** What to work on **
Look through the data for the string "metastatic". Copy every line where it is found.

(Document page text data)
^^^^
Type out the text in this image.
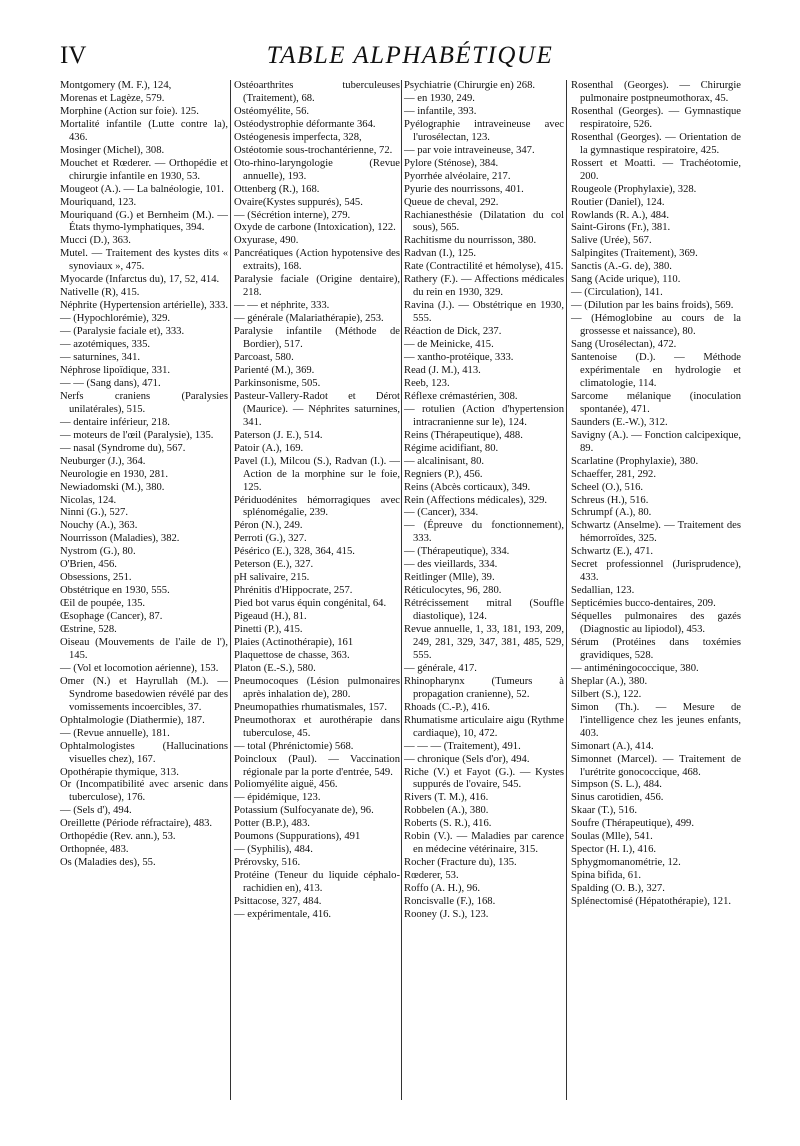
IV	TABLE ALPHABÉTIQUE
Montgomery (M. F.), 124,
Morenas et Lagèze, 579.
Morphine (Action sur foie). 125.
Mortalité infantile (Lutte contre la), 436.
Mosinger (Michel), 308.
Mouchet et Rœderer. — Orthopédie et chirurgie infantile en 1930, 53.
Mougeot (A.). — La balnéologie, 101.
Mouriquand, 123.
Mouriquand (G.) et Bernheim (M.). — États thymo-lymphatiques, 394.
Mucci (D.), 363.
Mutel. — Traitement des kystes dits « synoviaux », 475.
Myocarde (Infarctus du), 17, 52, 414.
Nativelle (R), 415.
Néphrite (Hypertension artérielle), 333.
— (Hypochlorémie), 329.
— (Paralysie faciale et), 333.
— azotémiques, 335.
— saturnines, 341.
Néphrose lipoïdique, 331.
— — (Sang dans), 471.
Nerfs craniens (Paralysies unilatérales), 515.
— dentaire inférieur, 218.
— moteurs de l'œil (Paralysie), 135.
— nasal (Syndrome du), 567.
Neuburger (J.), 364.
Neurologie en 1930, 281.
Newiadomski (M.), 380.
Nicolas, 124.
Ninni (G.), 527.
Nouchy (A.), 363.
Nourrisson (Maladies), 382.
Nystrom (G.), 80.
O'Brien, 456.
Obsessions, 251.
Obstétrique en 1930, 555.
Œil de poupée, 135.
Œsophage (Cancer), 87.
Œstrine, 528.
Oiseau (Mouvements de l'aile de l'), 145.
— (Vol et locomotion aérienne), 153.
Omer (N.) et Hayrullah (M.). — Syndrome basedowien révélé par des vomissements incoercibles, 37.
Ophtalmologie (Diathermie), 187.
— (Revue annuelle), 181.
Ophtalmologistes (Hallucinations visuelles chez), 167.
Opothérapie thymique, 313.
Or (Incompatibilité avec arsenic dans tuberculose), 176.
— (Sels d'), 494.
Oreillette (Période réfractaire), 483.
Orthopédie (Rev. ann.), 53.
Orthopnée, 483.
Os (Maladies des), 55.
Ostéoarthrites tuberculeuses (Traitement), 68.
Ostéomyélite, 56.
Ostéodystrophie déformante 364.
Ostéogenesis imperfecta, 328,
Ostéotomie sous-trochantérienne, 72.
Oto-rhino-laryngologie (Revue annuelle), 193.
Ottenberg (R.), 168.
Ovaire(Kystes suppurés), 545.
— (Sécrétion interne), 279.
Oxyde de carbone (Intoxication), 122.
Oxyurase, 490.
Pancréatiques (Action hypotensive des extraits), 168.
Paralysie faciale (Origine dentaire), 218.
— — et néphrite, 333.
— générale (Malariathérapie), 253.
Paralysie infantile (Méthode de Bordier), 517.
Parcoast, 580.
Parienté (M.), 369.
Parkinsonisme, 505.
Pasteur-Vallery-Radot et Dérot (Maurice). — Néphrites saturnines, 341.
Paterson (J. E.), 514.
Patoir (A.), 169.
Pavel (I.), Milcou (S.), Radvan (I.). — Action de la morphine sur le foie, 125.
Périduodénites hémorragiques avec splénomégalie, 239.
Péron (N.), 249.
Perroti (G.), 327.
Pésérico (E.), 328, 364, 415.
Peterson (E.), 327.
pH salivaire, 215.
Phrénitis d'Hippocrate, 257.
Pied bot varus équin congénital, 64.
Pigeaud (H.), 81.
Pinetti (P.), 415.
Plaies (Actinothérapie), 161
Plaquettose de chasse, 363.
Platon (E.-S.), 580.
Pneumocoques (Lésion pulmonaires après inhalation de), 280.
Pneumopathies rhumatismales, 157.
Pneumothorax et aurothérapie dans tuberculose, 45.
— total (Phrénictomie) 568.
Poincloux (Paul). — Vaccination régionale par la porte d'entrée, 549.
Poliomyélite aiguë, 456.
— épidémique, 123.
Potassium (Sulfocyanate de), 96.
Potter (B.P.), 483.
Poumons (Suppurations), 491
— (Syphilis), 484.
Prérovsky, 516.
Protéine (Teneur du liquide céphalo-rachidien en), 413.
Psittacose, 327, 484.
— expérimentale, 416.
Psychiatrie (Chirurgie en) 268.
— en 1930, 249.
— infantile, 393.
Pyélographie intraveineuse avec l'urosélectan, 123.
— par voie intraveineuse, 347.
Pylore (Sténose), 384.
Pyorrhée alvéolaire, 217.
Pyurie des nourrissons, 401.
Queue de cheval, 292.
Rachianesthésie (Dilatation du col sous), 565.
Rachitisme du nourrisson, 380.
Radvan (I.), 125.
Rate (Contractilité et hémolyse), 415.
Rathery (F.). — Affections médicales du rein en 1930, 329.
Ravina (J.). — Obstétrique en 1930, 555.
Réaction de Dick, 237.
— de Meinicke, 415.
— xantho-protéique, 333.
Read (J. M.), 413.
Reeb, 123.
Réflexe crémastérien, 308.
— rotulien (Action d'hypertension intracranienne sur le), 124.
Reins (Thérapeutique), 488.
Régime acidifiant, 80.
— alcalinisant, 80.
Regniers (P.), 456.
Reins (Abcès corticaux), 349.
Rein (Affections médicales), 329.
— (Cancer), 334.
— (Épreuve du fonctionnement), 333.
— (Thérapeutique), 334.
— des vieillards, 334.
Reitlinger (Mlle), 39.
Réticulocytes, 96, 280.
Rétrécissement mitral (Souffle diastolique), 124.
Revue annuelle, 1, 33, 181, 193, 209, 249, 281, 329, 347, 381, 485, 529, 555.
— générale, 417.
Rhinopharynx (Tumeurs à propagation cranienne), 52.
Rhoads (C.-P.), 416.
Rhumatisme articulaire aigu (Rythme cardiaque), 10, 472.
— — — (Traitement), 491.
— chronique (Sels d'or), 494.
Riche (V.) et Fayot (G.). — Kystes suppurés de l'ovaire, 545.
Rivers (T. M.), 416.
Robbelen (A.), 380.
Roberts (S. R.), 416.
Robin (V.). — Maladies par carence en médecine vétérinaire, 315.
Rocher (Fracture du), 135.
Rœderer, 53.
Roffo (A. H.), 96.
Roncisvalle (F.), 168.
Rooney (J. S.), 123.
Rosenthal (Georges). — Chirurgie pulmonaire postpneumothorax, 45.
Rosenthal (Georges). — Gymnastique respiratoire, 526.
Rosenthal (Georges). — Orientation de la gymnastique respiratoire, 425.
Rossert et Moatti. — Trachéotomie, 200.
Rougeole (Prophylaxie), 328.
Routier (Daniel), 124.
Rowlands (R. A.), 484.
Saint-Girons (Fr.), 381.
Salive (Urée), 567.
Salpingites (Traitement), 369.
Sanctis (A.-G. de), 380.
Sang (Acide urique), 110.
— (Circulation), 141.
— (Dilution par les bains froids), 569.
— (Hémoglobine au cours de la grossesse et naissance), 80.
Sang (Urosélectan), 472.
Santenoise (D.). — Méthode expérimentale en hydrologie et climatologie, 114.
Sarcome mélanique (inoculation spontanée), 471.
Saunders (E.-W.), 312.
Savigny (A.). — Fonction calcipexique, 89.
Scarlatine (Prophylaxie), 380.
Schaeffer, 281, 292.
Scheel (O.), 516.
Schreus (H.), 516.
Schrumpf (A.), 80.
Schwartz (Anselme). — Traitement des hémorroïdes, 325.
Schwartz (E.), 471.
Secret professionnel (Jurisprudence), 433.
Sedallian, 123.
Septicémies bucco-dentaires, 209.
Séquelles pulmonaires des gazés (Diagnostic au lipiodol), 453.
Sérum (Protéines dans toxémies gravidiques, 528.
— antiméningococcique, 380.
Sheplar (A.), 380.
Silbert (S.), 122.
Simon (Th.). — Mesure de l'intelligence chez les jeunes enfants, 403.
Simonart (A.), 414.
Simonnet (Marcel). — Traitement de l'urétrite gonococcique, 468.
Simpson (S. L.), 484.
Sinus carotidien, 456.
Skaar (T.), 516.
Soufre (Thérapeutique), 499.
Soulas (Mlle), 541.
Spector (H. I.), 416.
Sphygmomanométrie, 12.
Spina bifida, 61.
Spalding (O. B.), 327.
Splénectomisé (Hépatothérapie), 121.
^^^^
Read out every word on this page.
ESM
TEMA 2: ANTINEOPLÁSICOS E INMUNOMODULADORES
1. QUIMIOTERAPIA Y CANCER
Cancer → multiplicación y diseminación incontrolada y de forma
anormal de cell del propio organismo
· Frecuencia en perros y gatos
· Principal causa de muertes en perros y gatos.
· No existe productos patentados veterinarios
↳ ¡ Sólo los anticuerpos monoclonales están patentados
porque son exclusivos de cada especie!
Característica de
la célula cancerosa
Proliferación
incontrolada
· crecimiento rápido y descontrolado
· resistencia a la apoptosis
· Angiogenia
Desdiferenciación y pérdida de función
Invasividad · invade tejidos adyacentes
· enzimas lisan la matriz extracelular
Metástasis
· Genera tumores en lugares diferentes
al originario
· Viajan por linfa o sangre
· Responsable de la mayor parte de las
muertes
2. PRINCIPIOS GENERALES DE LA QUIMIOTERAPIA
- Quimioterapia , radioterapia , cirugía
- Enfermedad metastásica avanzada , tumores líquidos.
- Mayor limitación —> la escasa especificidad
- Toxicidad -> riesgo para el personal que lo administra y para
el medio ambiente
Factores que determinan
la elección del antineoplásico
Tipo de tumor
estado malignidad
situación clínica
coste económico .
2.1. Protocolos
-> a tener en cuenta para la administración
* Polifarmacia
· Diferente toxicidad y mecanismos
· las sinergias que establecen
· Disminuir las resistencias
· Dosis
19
^^^^
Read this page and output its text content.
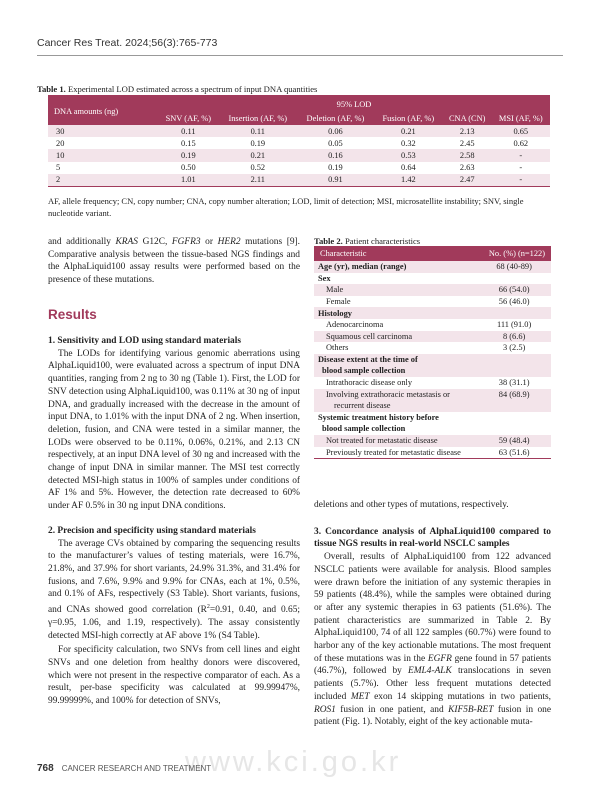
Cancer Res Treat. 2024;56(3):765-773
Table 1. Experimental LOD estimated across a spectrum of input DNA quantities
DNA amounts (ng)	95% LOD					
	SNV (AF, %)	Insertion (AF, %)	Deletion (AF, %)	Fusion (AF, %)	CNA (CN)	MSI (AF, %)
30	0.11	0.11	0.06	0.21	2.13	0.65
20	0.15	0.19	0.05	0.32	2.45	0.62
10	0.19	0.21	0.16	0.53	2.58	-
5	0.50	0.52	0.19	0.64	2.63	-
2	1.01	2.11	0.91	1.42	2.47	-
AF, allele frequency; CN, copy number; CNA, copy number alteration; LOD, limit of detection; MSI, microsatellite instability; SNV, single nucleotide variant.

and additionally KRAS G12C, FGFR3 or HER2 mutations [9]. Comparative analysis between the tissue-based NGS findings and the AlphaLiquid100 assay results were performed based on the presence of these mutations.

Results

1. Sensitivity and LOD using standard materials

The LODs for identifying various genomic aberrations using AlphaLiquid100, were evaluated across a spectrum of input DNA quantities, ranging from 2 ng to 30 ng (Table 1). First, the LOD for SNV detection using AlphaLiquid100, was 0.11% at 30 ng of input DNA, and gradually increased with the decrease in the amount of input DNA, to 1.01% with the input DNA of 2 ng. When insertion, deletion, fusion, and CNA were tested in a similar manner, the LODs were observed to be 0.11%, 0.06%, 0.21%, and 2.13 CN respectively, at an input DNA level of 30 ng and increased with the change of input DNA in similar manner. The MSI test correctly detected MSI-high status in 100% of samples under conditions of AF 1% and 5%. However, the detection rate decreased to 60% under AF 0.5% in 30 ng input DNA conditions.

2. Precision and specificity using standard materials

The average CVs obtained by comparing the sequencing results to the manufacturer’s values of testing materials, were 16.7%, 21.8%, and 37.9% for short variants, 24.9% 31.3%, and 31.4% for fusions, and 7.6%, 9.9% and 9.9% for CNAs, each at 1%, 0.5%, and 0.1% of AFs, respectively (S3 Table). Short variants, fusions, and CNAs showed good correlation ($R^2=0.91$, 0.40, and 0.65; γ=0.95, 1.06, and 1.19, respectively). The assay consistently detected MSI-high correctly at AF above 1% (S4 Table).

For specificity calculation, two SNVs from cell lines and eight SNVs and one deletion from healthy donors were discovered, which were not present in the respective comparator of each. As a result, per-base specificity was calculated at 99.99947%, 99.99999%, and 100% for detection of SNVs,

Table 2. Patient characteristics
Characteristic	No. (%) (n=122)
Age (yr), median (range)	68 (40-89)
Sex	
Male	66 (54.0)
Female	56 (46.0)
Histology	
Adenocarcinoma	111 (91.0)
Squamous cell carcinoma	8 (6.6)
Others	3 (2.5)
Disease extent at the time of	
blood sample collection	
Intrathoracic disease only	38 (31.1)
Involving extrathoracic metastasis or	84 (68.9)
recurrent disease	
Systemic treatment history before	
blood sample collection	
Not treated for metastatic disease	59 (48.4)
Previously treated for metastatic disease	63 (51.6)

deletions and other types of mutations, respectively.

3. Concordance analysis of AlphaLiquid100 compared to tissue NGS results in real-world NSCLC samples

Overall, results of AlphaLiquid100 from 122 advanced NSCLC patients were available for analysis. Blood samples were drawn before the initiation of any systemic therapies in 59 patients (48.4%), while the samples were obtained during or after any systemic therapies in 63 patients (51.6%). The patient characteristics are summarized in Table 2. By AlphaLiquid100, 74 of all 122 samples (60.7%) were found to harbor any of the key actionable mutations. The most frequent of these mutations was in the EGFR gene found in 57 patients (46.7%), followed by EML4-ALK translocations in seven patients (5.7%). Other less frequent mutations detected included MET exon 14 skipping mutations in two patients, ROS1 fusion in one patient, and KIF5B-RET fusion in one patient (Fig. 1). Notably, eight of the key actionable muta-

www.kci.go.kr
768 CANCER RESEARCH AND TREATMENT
^^^^
** Answer below **
Not treated for metastatic disease	59 (48.4)
Previously treated for metastatic disease	63 (51.6)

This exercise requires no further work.